Task: Counting only lines that hold "time", give the total and nothing more.

Provided records:
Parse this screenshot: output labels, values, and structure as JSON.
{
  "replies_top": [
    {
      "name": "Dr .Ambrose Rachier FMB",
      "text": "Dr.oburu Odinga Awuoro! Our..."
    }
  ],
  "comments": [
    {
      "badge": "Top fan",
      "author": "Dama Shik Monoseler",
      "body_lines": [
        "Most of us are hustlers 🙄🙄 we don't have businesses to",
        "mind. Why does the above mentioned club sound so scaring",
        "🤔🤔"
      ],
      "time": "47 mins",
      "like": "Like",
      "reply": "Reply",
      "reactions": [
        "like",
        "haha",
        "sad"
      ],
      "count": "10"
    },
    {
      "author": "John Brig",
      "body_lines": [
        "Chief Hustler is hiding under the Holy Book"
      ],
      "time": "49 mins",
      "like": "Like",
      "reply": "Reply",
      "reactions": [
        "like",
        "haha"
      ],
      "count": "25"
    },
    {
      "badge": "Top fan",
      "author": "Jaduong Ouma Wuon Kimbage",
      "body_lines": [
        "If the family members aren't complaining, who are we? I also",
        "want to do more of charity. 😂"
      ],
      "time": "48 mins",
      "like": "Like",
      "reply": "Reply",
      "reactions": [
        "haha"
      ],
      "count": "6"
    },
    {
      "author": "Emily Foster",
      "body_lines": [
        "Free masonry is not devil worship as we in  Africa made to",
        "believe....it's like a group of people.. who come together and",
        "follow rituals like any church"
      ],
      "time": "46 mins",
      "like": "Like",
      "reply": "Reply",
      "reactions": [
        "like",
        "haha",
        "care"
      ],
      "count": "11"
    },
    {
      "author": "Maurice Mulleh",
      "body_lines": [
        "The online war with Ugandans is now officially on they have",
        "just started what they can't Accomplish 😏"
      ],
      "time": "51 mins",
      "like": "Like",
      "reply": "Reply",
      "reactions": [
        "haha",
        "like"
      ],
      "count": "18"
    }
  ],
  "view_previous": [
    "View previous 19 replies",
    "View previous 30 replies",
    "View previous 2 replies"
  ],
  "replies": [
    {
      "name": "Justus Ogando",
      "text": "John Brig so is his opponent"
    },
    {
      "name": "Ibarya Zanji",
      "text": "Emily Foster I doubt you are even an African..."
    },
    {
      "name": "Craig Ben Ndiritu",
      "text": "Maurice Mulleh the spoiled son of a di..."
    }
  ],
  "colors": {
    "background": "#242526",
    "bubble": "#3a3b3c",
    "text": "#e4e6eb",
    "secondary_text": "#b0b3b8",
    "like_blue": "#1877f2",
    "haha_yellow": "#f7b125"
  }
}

Response to this task: 5